Recorded data:
================

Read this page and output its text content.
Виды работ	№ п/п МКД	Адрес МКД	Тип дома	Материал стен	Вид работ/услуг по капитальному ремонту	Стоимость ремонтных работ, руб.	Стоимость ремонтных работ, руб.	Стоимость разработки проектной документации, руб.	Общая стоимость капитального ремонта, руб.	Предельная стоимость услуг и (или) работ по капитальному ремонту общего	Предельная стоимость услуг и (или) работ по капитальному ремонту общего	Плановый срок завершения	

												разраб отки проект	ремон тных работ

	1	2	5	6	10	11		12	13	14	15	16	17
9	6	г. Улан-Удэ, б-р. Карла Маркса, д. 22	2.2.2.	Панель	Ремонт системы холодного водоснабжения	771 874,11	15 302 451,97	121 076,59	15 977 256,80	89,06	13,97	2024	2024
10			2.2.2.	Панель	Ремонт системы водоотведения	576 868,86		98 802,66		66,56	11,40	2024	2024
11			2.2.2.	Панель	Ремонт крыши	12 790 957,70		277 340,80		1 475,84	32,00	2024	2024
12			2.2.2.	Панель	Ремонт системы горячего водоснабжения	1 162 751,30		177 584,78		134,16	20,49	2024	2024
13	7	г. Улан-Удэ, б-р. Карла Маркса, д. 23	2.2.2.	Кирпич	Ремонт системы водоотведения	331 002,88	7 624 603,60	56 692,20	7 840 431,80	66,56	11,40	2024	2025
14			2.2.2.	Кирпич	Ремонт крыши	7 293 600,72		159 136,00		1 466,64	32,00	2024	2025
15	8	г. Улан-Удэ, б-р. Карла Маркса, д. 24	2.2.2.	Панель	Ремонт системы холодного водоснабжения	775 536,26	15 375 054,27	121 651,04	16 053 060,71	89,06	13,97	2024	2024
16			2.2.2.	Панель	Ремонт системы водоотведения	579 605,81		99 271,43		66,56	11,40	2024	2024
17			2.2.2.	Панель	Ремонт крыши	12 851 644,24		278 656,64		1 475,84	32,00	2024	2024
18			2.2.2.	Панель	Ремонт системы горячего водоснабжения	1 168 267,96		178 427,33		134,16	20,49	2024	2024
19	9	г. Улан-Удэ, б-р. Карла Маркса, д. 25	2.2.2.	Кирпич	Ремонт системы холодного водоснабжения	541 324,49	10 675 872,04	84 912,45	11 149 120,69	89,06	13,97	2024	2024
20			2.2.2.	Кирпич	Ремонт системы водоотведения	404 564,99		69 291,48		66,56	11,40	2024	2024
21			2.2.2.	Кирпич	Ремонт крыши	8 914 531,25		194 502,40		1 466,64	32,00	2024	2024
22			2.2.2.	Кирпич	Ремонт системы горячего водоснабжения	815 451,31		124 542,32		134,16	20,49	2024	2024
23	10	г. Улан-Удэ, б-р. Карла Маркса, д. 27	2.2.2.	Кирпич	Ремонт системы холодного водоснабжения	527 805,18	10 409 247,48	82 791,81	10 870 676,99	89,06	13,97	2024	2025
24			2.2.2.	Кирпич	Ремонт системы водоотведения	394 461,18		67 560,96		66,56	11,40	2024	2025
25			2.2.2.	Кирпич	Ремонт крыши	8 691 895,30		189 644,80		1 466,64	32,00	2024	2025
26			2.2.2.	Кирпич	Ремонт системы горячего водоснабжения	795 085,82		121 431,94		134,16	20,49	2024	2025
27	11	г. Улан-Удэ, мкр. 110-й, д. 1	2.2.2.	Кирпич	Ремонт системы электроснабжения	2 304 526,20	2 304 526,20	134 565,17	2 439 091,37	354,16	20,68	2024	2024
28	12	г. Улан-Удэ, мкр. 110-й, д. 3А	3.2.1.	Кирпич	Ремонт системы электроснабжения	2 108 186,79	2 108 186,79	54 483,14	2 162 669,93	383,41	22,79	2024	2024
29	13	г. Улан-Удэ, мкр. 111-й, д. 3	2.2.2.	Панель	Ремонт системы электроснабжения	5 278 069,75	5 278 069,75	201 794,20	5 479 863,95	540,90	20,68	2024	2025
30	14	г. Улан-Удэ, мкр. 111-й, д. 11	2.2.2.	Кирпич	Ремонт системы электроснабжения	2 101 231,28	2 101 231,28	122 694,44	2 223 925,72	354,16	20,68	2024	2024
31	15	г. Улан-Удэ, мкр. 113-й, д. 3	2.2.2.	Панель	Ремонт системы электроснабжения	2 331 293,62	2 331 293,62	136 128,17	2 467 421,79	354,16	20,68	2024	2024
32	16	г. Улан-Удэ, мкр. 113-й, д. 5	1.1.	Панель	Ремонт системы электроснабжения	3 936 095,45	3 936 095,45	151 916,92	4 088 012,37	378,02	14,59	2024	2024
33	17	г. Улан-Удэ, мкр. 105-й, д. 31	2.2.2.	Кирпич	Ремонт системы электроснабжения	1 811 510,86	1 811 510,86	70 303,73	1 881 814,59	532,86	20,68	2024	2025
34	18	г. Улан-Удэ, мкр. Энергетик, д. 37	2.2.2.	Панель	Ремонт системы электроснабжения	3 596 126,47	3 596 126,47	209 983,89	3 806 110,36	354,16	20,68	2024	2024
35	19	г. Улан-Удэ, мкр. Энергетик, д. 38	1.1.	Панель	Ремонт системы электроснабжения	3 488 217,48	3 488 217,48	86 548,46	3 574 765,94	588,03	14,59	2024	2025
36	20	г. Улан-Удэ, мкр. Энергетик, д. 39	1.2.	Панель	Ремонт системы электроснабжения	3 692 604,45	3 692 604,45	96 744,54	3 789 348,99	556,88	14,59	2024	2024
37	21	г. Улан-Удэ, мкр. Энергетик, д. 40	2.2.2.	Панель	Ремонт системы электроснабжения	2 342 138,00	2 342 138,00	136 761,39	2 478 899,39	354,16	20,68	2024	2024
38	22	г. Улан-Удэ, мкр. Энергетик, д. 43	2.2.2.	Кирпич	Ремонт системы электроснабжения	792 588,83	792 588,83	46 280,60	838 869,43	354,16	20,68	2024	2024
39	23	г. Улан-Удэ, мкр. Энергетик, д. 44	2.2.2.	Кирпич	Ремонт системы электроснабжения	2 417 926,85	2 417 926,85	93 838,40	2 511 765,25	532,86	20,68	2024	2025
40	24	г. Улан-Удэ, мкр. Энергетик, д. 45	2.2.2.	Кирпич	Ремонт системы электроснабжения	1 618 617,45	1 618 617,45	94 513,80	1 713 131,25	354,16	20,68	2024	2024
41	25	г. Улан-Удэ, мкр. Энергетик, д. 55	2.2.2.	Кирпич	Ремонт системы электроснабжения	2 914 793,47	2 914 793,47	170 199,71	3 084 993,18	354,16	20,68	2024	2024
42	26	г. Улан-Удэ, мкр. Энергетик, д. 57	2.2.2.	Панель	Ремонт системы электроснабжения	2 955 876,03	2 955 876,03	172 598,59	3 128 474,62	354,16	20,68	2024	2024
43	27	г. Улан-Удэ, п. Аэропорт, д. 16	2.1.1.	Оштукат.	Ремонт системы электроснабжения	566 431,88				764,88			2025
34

================

Set problem: Quote all the records exactly, please, leaving none out.

Result of this exercise:
Read this page and output its text content.
Виды работ	№ п/п МКД	Адрес МКД	Тип дома	Материал стен	Вид работ/услуг по капитальному ремонту	Стоимость ремонтных работ, руб.	Стоимость ремонтных работ, руб.	Стоимость разработки проектной документации, руб.	Общая стоимость капитального ремонта, руб.	Предельная стоимость услуг и (или) работ по капитальному ремонту общего	Предельная стоимость услуг и (или) работ по капитальному ремонту общего	Плановый срок завершения	

												разраб отки проект	ремон тных работ

	1	2	5	6	10	11		12	13	14	15	16	17
9	6	г. Улан-Удэ, б-р. Карла Маркса, д. 22	2.2.2.	Панель	Ремонт системы холодного водоснабжения	771 874,11	15 302 451,97	121 076,59	15 977 256,80	89,06	13,97	2024	2024
10			2.2.2.	Панель	Ремонт системы водоотведения	576 868,86		98 802,66		66,56	11,40	2024	2024
11			2.2.2.	Панель	Ремонт крыши	12 790 957,70		277 340,80		1 475,84	32,00	2024	2024
12			2.2.2.	Панель	Ремонт системы горячего водоснабжения	1 162 751,30		177 584,78		134,16	20,49	2024	2024
13	7	г. Улан-Удэ, б-р. Карла Маркса, д. 23	2.2.2.	Кирпич	Ремонт системы водоотведения	331 002,88	7 624 603,60	56 692,20	7 840 431,80	66,56	11,40	2024	2025
14			2.2.2.	Кирпич	Ремонт крыши	7 293 600,72		159 136,00		1 466,64	32,00	2024	2025
15	8	г. Улан-Удэ, б-р. Карла Маркса, д. 24	2.2.2.	Панель	Ремонт системы холодного водоснабжения	775 536,26	15 375 054,27	121 651,04	16 053 060,71	89,06	13,97	2024	2024
16			2.2.2.	Панель	Ремонт системы водоотведения	579 605,81		99 271,43		66,56	11,40	2024	2024
17			2.2.2.	Панель	Ремонт крыши	12 851 644,24		278 656,64		1 475,84	32,00	2024	2024
18			2.2.2.	Панель	Ремонт системы горячего водоснабжения	1 168 267,96		178 427,33		134,16	20,49	2024	2024
19	9	г. Улан-Удэ, б-р. Карла Маркса, д. 25	2.2.2.	Кирпич	Ремонт системы холодного водоснабжения	541 324,49	10 675 872,04	84 912,45	11 149 120,69	89,06	13,97	2024	2024
20			2.2.2.	Кирпич	Ремонт системы водоотведения	404 564,99		69 291,48		66,56	11,40	2024	2024
21			2.2.2.	Кирпич	Ремонт крыши	8 914 531,25		194 502,40		1 466,64	32,00	2024	2024
22			2.2.2.	Кирпич	Ремонт системы горячего водоснабжения	815 451,31		124 542,32		134,16	20,49	2024	2024
23	10	г. Улан-Удэ, б-р. Карла Маркса, д. 27	2.2.2.	Кирпич	Ремонт системы холодного водоснабжения	527 805,18	10 409 247,48	82 791,81	10 870 676,99	89,06	13,97	2024	2025
24			2.2.2.	Кирпич	Ремонт системы водоотведения	394 461,18		67 560,96		66,56	11,40	2024	2025
25			2.2.2.	Кирпич	Ремонт крыши	8 691 895,30		189 644,80		1 466,64	32,00	2024	2025
26			2.2.2.	Кирпич	Ремонт системы горячего водоснабжения	795 085,82		121 431,94		134,16	20,49	2024	2025
27	11	г. Улан-Удэ, мкр. 110-й, д. 1	2.2.2.	Кирпич	Ремонт системы электроснабжения	2 304 526,20	2 304 526,20	134 565,17	2 439 091,37	354,16	20,68	2024	2024
28	12	г. Улан-Удэ, мкр. 110-й, д. 3А	3.2.1.	Кирпич	Ремонт системы электроснабжения	2 108 186,79	2 108 186,79	54 483,14	2 162 669,93	383,41	22,79	2024	2024
29	13	г. Улан-Удэ, мкр. 111-й, д. 3	2.2.2.	Панель	Ремонт системы электроснабжения	5 278 069,75	5 278 069,75	201 794,20	5 479 863,95	540,90	20,68	2024	2025
30	14	г. Улан-Удэ, мкр. 111-й, д. 11	2.2.2.	Кирпич	Ремонт системы электроснабжения	2 101 231,28	2 101 231,28	122 694,44	2 223 925,72	354,16	20,68	2024	2024
31	15	г. Улан-Удэ, мкр. 113-й, д. 3	2.2.2.	Панель	Ремонт системы электроснабжения	2 331 293,62	2 331 293,62	136 128,17	2 467 421,79	354,16	20,68	2024	2024
32	16	г. Улан-Удэ, мкр. 113-й, д. 5	1.1.	Панель	Ремонт системы электроснабжения	3 936 095,45	3 936 095,45	151 916,92	4 088 012,37	378,02	14,59	2024	2024
33	17	г. Улан-Удэ, мкр. 105-й, д. 31	2.2.2.	Кирпич	Ремонт системы электроснабжения	1 811 510,86	1 811 510,86	70 303,73	1 881 814,59	532,86	20,68	2024	2025
34	18	г. Улан-Удэ, мкр. Энергетик, д. 37	2.2.2.	Панель	Ремонт системы электроснабжения	3 596 126,47	3 596 126,47	209 983,89	3 806 110,36	354,16	20,68	2024	2024
35	19	г. Улан-Удэ, мкр. Энергетик, д. 38	1.1.	Панель	Ремонт системы электроснабжения	3 488 217,48	3 488 217,48	86 548,46	3 574 765,94	588,03	14,59	2024	2025
36	20	г. Улан-Удэ, мкр. Энергетик, д. 39	1.2.	Панель	Ремонт системы электроснабжения	3 692 604,45	3 692 604,45	96 744,54	3 789 348,99	556,88	14,59	2024	2024
37	21	г. Улан-Удэ, мкр. Энергетик, д. 40	2.2.2.	Панель	Ремонт системы электроснабжения	2 342 138,00	2 342 138,00	136 761,39	2 478 899,39	354,16	20,68	2024	2024
38	22	г. Улан-Удэ, мкр. Энергетик, д. 43	2.2.2.	Кирпич	Ремонт системы электроснабжения	792 588,83	792 588,83	46 280,60	838 869,43	354,16	20,68	2024	2024
39	23	г. Улан-Удэ, мкр. Энергетик, д. 44	2.2.2.	Кирпич	Ремонт системы электроснабжения	2 417 926,85	2 417 926,85	93 838,40	2 511 765,25	532,86	20,68	2024	2025
40	24	г. Улан-Удэ, мкр. Энергетик, д. 45	2.2.2.	Кирпич	Ремонт системы электроснабжения	1 618 617,45	1 618 617,45	94 513,80	1 713 131,25	354,16	20,68	2024	2024
41	25	г. Улан-Удэ, мкр. Энергетик, д. 55	2.2.2.	Кирпич	Ремонт системы электроснабжения	2 914 793,47	2 914 793,47	170 199,71	3 084 993,18	354,16	20,68	2024	2024
42	26	г. Улан-Удэ, мкр. Энергетик, д. 57	2.2.2.	Панель	Ремонт системы электроснабжения	2 955 876,03	2 955 876,03	172 598,59	3 128 474,62	354,16	20,68	2024	2024
43	27	г. Улан-Удэ, п. Аэропорт, д. 16	2.1.1.	Оштукат.	Ремонт системы электроснабжения	566 431,88				764,88			2025
34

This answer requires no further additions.